What is needed
Repeat every line of the material, character for character.

Material for this task

== == ==

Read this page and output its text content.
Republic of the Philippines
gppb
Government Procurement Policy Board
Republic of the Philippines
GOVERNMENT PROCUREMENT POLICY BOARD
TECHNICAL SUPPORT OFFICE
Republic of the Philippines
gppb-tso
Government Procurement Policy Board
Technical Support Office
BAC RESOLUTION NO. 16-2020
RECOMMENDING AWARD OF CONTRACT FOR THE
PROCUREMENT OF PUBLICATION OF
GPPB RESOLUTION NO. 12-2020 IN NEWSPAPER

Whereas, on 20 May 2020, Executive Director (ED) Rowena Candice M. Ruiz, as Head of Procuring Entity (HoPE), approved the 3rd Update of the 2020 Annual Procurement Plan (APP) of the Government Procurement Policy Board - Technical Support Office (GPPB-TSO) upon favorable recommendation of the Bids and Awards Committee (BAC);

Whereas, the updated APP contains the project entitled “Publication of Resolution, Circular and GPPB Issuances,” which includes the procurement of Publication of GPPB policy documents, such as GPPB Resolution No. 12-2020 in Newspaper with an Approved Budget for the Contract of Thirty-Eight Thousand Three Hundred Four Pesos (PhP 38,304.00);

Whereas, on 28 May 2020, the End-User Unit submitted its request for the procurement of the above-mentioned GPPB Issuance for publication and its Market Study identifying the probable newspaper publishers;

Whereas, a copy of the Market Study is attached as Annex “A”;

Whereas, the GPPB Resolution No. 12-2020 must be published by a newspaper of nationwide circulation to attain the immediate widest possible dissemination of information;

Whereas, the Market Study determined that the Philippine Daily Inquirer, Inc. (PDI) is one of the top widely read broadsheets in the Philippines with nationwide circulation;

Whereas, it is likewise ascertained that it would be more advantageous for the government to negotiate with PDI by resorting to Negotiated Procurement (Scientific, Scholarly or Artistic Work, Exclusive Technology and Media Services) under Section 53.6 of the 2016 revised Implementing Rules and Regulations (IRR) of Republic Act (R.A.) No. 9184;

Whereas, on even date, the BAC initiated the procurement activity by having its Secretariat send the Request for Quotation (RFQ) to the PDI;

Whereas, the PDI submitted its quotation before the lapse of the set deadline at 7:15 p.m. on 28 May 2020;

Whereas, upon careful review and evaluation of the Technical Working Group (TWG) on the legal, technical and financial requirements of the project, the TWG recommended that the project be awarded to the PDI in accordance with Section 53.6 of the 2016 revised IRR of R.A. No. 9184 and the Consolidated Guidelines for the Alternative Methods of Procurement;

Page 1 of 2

== == ==

Result of the exercise
Read this page and output its text content.
Republic of the Philippines
gppb
Government Procurement Policy Board
Republic of the Philippines
GOVERNMENT PROCUREMENT POLICY BOARD
TECHNICAL SUPPORT OFFICE
Republic of the Philippines
gppb-tso
Government Procurement Policy Board
Technical Support Office
BAC RESOLUTION NO. 16-2020
RECOMMENDING AWARD OF CONTRACT FOR THE
PROCUREMENT OF PUBLICATION OF
GPPB RESOLUTION NO. 12-2020 IN NEWSPAPER

Whereas, on 20 May 2020, Executive Director (ED) Rowena Candice M. Ruiz, as Head of Procuring Entity (HoPE), approved the 3rd Update of the 2020 Annual Procurement Plan (APP) of the Government Procurement Policy Board - Technical Support Office (GPPB-TSO) upon favorable recommendation of the Bids and Awards Committee (BAC);

Whereas, the updated APP contains the project entitled “Publication of Resolution, Circular and GPPB Issuances,” which includes the procurement of Publication of GPPB policy documents, such as GPPB Resolution No. 12-2020 in Newspaper with an Approved Budget for the Contract of Thirty-Eight Thousand Three Hundred Four Pesos (PhP 38,304.00);

Whereas, on 28 May 2020, the End-User Unit submitted its request for the procurement of the above-mentioned GPPB Issuance for publication and its Market Study identifying the probable newspaper publishers;

Whereas, a copy of the Market Study is attached as Annex “A”;

Whereas, the GPPB Resolution No. 12-2020 must be published by a newspaper of nationwide circulation to attain the immediate widest possible dissemination of information;

Whereas, the Market Study determined that the Philippine Daily Inquirer, Inc. (PDI) is one of the top widely read broadsheets in the Philippines with nationwide circulation;

Whereas, it is likewise ascertained that it would be more advantageous for the government to negotiate with PDI by resorting to Negotiated Procurement (Scientific, Scholarly or Artistic Work, Exclusive Technology and Media Services) under Section 53.6 of the 2016 revised Implementing Rules and Regulations (IRR) of Republic Act (R.A.) No. 9184;

Whereas, on even date, the BAC initiated the procurement activity by having its Secretariat send the Request for Quotation (RFQ) to the PDI;

Whereas, the PDI submitted its quotation before the lapse of the set deadline at 7:15 p.m. on 28 May 2020;

Whereas, upon careful review and evaluation of the Technical Working Group (TWG) on the legal, technical and financial requirements of the project, the TWG recommended that the project be awarded to the PDI in accordance with Section 53.6 of the 2016 revised IRR of R.A. No. 9184 and the Consolidated Guidelines for the Alternative Methods of Procurement;

Page 1 of 2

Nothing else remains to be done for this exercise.